**PROBLEM REQUIREMENTS:** Count how many lines of the material hold "heptenone". Respond with that number alone.

**DATASET EXCERPTS:**
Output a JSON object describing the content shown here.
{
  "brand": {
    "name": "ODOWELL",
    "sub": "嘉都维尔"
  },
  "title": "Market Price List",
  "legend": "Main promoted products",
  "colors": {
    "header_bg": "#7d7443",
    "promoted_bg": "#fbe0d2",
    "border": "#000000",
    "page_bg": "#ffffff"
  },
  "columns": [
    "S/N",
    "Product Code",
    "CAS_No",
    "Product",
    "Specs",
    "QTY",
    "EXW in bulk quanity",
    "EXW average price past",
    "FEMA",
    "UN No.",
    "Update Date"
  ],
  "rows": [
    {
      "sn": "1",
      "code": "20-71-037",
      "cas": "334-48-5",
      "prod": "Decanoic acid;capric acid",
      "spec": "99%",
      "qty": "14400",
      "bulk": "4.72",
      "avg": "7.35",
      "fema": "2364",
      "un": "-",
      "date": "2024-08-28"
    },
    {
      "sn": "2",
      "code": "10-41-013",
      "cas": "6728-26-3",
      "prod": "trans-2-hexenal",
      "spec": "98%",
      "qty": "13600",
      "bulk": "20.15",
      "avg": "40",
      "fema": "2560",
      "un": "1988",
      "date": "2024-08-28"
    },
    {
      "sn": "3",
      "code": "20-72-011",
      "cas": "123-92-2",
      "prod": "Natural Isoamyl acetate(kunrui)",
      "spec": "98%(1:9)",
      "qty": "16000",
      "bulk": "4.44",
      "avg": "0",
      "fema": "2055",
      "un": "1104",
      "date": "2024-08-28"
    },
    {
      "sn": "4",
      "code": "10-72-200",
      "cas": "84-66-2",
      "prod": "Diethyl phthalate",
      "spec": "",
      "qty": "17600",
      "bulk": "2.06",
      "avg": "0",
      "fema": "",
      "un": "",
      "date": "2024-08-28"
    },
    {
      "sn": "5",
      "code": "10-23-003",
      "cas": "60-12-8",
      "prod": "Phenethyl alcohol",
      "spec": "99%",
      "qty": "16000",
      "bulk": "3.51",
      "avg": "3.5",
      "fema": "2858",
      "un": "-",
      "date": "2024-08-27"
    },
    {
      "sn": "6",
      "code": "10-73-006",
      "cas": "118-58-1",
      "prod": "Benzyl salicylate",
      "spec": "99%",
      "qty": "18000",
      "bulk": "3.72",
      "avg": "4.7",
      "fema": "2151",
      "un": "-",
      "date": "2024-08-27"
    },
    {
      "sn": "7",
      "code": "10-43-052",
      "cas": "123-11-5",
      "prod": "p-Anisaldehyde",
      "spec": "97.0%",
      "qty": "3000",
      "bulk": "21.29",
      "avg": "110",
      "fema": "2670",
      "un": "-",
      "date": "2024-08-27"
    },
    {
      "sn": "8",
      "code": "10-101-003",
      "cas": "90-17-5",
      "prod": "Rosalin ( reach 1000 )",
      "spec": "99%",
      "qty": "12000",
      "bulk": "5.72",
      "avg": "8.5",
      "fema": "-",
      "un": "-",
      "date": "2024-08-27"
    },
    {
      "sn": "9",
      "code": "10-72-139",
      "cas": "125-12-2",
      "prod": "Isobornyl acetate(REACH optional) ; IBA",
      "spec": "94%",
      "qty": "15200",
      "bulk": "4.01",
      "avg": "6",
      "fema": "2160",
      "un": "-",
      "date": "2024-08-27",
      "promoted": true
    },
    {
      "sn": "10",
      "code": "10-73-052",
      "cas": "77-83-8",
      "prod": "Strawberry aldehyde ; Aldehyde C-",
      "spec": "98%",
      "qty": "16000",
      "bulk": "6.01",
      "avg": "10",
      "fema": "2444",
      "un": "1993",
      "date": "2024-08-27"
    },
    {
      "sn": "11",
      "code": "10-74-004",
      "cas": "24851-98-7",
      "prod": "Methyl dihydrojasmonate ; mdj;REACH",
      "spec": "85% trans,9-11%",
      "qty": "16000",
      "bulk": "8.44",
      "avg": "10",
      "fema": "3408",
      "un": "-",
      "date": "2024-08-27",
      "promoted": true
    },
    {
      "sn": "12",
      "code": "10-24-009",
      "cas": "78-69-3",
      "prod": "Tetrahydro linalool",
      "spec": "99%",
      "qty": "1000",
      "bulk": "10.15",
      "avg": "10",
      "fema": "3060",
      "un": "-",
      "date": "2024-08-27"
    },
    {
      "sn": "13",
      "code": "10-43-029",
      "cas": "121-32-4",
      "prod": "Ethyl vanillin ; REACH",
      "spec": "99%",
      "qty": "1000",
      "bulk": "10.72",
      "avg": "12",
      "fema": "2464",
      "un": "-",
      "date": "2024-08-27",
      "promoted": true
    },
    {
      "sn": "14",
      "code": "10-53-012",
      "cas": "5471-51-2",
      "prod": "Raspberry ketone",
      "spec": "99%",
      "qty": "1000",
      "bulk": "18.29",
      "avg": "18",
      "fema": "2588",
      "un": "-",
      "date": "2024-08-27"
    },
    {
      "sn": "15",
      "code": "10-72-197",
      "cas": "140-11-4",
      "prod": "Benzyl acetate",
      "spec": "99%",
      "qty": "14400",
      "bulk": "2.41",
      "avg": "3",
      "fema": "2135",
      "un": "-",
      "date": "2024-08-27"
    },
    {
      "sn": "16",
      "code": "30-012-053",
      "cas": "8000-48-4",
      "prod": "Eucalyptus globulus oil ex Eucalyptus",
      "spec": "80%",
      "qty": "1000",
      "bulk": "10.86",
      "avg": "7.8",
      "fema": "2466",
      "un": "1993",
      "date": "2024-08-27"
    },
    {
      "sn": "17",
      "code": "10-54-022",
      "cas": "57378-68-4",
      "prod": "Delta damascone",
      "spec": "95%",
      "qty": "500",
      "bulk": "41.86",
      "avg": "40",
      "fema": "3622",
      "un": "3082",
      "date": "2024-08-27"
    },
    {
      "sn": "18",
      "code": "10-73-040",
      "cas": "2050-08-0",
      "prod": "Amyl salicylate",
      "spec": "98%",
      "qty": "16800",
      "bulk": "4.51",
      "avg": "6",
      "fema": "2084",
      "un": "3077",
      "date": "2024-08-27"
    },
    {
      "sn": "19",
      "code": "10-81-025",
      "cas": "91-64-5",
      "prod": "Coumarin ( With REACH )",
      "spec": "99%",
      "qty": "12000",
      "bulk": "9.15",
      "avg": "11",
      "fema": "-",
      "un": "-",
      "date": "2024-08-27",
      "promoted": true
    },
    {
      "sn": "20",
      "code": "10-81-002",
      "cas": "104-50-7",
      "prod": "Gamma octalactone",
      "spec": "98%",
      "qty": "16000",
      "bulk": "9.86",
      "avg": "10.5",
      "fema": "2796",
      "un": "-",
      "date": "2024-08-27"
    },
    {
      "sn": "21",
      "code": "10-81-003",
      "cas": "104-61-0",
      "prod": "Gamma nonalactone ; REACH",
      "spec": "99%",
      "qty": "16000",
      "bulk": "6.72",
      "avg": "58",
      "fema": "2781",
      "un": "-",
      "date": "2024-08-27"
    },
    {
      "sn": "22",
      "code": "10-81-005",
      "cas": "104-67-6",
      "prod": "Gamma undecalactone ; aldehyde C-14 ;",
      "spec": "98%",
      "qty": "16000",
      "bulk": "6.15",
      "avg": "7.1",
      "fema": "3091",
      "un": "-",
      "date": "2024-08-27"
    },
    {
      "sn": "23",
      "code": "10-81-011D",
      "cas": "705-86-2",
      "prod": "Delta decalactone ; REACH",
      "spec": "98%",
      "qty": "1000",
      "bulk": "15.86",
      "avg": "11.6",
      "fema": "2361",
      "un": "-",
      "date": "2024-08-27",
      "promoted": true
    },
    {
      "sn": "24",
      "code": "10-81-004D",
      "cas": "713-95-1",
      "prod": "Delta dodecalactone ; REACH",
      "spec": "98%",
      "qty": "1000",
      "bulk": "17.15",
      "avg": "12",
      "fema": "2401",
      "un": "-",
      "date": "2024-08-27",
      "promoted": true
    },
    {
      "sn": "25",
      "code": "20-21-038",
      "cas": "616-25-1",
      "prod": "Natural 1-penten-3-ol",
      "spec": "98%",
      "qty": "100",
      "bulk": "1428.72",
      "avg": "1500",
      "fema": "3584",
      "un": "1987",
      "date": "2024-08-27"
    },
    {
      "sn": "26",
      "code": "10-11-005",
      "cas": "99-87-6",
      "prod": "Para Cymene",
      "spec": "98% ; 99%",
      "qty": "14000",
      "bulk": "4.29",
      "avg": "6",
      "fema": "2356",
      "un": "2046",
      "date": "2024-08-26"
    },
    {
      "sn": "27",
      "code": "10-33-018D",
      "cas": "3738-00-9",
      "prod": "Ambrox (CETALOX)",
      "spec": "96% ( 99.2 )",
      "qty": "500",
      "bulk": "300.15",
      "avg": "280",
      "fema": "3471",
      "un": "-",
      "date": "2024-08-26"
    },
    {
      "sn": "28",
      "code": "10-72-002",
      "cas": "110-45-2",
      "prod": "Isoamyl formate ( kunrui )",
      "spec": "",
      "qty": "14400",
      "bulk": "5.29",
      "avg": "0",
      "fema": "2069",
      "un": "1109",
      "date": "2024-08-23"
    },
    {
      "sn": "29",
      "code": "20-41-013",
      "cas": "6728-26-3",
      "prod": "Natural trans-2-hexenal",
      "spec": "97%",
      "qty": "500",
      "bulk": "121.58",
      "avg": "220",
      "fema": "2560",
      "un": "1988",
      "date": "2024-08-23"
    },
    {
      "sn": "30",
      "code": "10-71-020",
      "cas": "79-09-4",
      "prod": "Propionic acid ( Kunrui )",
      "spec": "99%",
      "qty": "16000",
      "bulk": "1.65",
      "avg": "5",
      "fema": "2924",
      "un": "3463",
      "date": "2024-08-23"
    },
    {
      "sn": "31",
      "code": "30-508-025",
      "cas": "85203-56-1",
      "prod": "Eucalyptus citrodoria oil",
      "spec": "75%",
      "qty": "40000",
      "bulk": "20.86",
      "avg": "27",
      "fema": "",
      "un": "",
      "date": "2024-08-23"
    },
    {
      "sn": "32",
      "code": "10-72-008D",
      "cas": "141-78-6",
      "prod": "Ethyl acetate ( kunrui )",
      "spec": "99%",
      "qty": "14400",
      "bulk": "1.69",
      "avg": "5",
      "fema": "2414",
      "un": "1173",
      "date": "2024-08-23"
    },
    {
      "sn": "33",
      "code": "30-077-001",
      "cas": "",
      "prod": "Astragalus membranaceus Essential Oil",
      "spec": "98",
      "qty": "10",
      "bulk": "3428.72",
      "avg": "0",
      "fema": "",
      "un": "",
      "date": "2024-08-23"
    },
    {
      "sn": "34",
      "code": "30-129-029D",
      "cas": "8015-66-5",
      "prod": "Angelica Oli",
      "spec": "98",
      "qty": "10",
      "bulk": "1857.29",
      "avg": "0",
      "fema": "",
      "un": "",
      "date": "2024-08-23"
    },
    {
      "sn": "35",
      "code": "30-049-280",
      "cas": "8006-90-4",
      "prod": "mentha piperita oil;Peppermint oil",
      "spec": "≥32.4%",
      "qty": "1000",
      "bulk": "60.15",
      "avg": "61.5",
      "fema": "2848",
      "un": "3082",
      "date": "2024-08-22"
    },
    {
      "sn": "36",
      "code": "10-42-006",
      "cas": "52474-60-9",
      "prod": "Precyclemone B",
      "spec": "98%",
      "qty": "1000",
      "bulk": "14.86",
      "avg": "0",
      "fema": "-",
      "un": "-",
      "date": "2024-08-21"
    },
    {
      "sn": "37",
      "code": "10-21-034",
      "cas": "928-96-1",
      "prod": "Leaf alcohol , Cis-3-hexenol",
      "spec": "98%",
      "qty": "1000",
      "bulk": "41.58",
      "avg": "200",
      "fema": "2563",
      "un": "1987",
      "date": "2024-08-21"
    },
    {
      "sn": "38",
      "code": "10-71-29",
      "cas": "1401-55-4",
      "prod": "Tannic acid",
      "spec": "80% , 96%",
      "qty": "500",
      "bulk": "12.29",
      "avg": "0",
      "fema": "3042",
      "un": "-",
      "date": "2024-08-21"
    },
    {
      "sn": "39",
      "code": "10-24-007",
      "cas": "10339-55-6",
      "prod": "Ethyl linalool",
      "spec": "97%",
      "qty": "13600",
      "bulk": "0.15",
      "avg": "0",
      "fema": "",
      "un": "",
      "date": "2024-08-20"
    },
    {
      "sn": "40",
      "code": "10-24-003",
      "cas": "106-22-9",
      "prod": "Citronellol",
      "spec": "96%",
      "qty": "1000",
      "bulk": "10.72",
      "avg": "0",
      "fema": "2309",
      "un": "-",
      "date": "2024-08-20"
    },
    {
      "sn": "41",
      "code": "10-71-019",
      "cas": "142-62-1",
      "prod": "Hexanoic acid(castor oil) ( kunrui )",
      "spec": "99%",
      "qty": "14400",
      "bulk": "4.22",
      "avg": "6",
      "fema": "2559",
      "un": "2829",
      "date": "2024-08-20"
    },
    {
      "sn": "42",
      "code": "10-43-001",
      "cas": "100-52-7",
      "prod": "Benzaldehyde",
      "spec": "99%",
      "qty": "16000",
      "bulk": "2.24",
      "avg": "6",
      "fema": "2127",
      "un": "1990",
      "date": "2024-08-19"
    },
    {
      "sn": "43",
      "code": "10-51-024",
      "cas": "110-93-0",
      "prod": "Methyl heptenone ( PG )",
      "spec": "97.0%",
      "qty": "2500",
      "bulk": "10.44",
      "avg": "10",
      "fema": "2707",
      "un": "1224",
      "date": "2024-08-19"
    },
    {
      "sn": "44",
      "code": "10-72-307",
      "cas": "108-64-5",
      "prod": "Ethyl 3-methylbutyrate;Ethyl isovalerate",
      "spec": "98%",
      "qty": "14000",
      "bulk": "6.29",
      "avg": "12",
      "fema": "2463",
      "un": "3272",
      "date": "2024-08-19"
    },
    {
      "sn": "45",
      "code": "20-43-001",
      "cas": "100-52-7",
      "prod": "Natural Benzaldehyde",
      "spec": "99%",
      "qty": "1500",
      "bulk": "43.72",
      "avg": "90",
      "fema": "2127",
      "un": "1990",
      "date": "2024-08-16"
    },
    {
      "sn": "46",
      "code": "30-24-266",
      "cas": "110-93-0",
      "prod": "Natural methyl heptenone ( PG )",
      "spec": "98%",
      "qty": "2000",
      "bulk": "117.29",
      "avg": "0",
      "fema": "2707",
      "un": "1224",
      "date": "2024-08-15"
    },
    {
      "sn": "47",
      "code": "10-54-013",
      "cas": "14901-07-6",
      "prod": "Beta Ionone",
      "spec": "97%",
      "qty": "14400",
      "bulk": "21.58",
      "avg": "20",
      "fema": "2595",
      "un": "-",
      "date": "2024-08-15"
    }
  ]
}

**OUTPUT FOR THIS EXERCISE:** 2